-- TASK TO COMPLETE --
Leave out the pictures and reproduce all of the data exactly.

-- DATASET CONTENT --
== Segment start ==

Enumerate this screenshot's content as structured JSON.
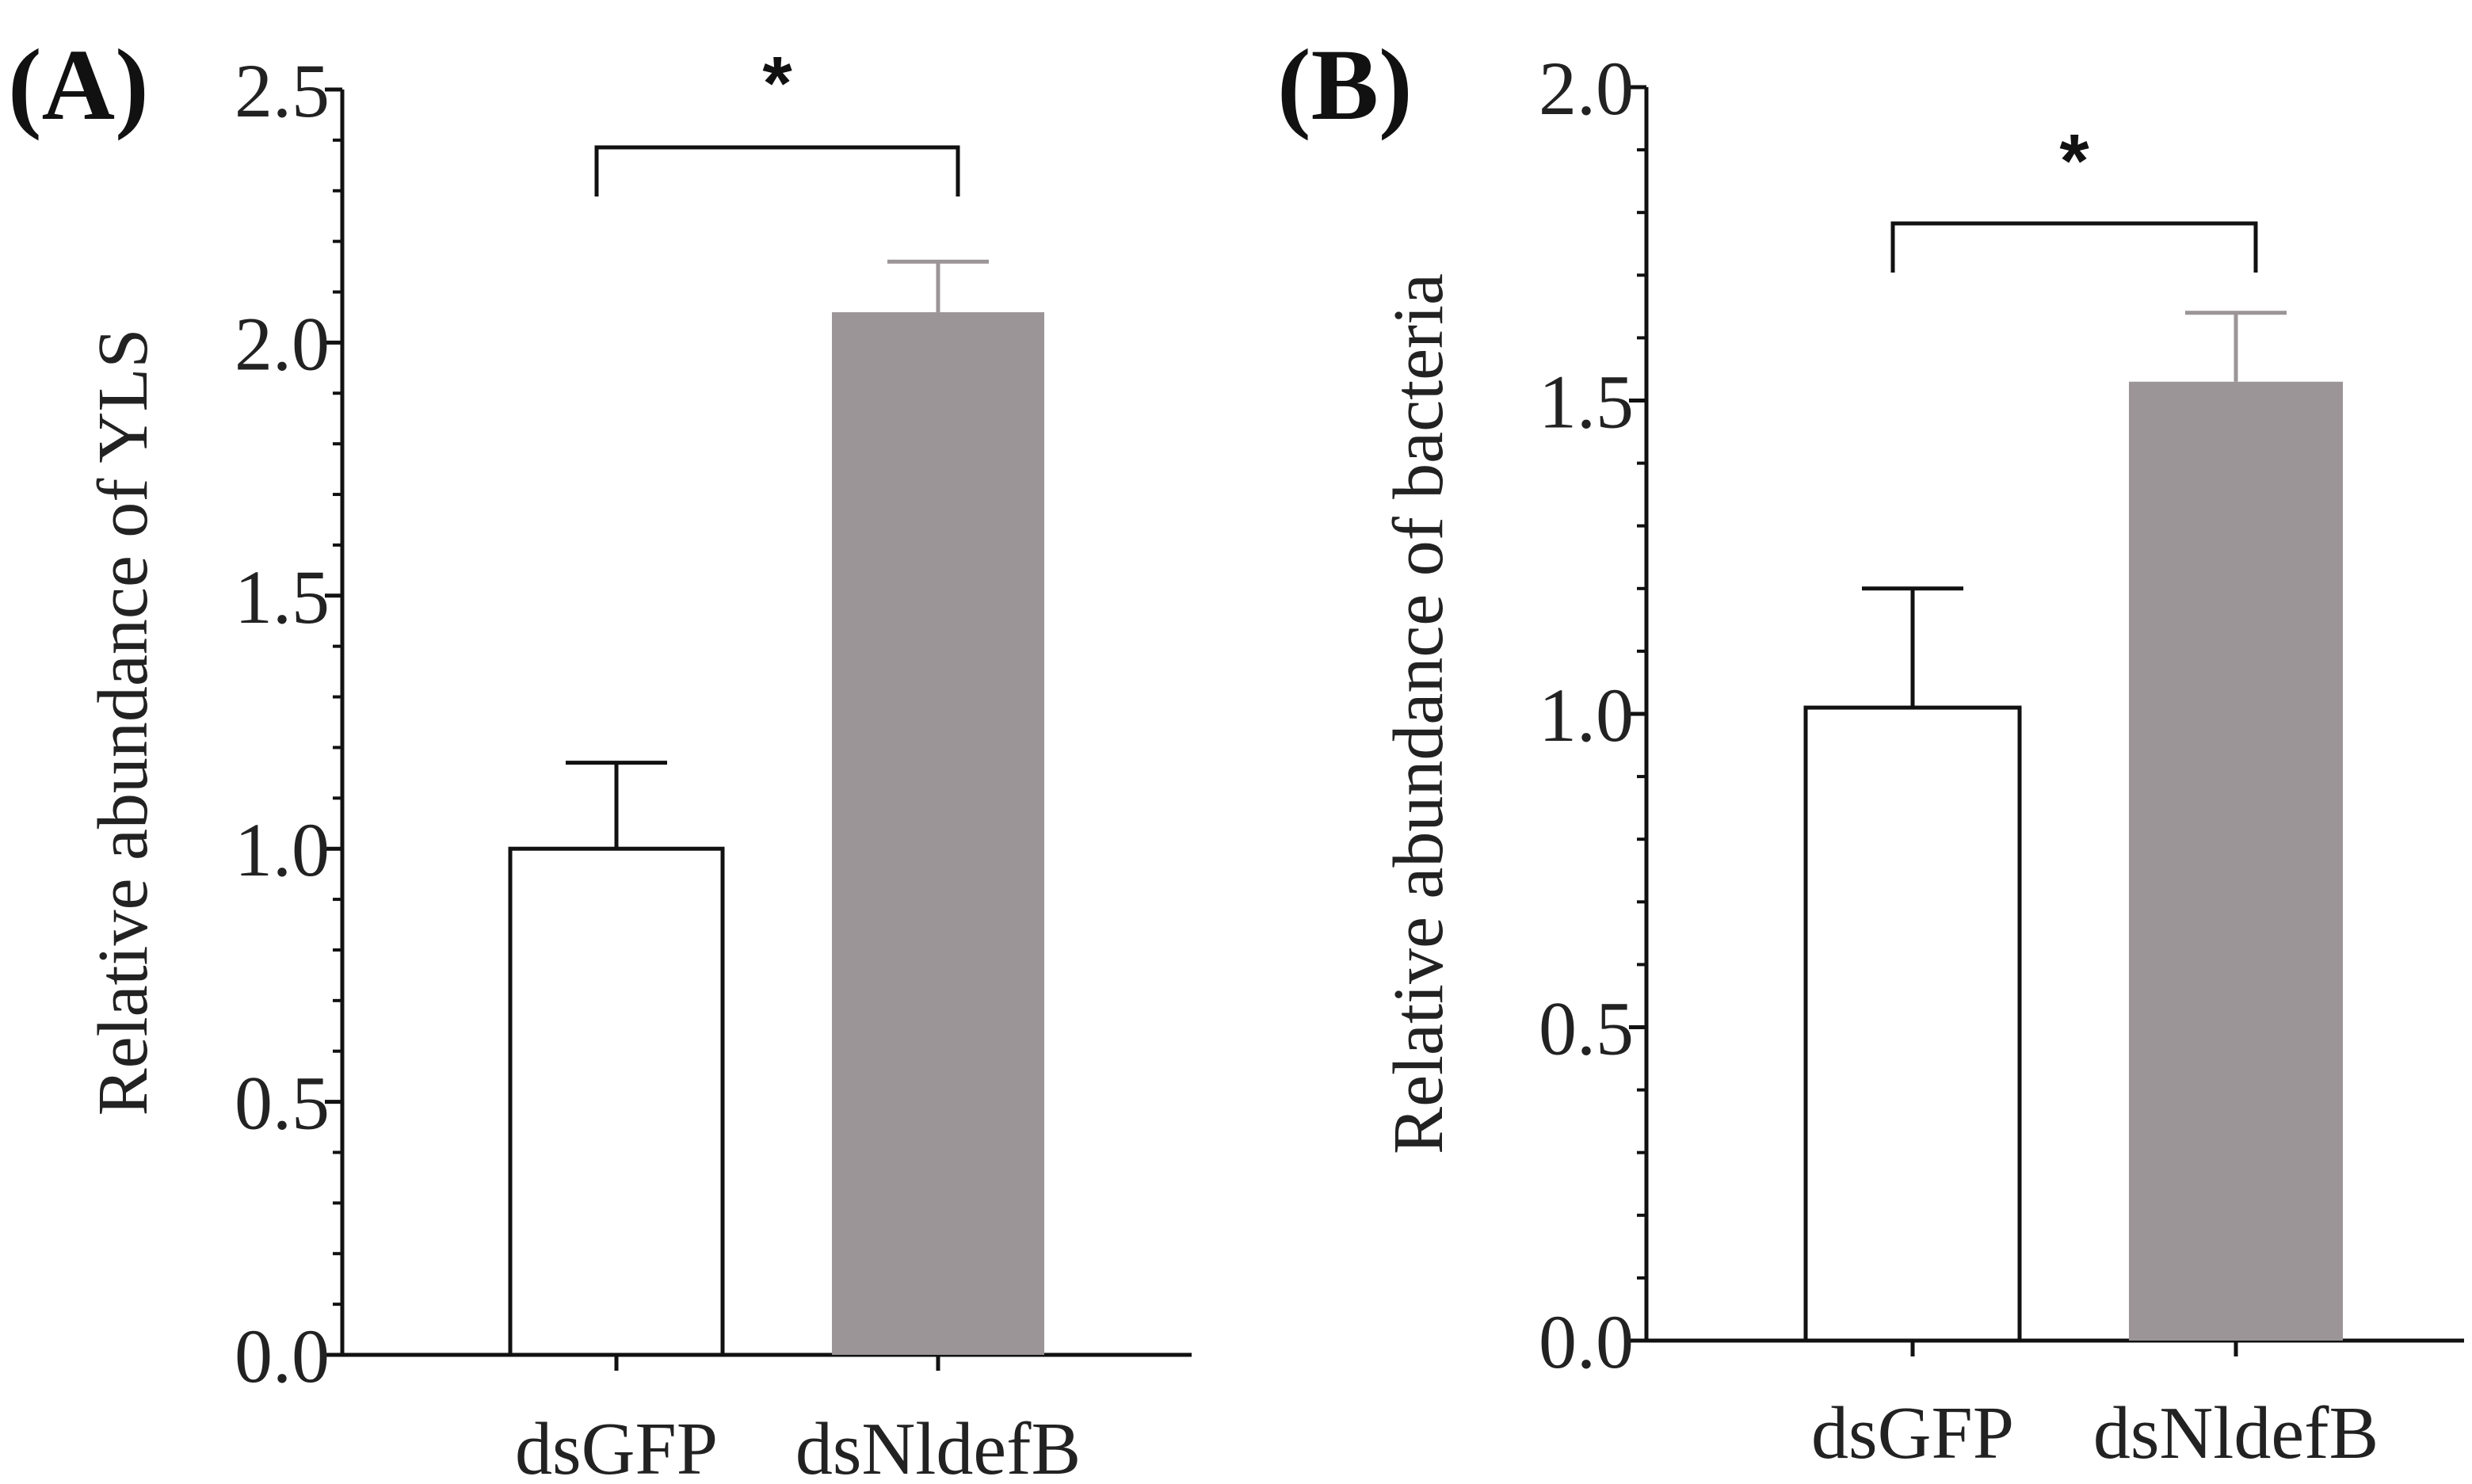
{
  "chart_data": [
    {
      "panel_label": "(A)",
      "type": "bar",
      "ylabel": "Relative abundance of YLS",
      "ylim": [
        0,
        2.5
      ],
      "yticks": [
        "0.0",
        "0.5",
        "1.0",
        "1.5",
        "2.0",
        "2.5"
      ],
      "categories": [
        "dsGFP",
        "dsNldefB"
      ],
      "values": [
        1.0,
        2.06
      ],
      "errors": [
        0.17,
        0.1
      ],
      "bar_colors": [
        "#ffffff",
        "#9b9597"
      ],
      "error_colors": [
        "#111111",
        "#9b9597"
      ],
      "significance": "*"
    },
    {
      "panel_label": "(B)",
      "type": "bar",
      "ylabel": "Relative abundance of  bacteria",
      "ylim": [
        0,
        2.0
      ],
      "yticks": [
        "0.0",
        "0.5",
        "1.0",
        "1.5",
        "2.0"
      ],
      "categories": [
        "dsGFP",
        "dsNldefB"
      ],
      "values": [
        1.01,
        1.53
      ],
      "errors": [
        0.19,
        0.11
      ],
      "bar_colors": [
        "#ffffff",
        "#9b9597"
      ],
      "error_colors": [
        "#111111",
        "#9b9597"
      ],
      "significance": "*"
    }
  ]
}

== Segment end ==

-- THE ANSWER --
Enumerate this screenshot's content as structured JSON.
{
  "chart_data": [
    {
      "panel_label": "(A)",
      "type": "bar",
      "ylabel": "Relative abundance of YLS",
      "ylim": [
        0,
        2.5
      ],
      "yticks": [
        "0.0",
        "0.5",
        "1.0",
        "1.5",
        "2.0",
        "2.5"
      ],
      "categories": [
        "dsGFP",
        "dsNldefB"
      ],
      "values": [
        1.0,
        2.06
      ],
      "errors": [
        0.17,
        0.1
      ],
      "bar_colors": [
        "#ffffff",
        "#9b9597"
      ],
      "error_colors": [
        "#111111",
        "#9b9597"
      ],
      "significance": "*"
    },
    {
      "panel_label": "(B)",
      "type": "bar",
      "ylabel": "Relative abundance of  bacteria",
      "ylim": [
        0,
        2.0
      ],
      "yticks": [
        "0.0",
        "0.5",
        "1.0",
        "1.5",
        "2.0"
      ],
      "categories": [
        "dsGFP",
        "dsNldefB"
      ],
      "values": [
        1.01,
        1.53
      ],
      "errors": [
        0.19,
        0.11
      ],
      "bar_colors": [
        "#ffffff",
        "#9b9597"
      ],
      "error_colors": [
        "#111111",
        "#9b9597"
      ],
      "significance": "*"
    }
  ]
}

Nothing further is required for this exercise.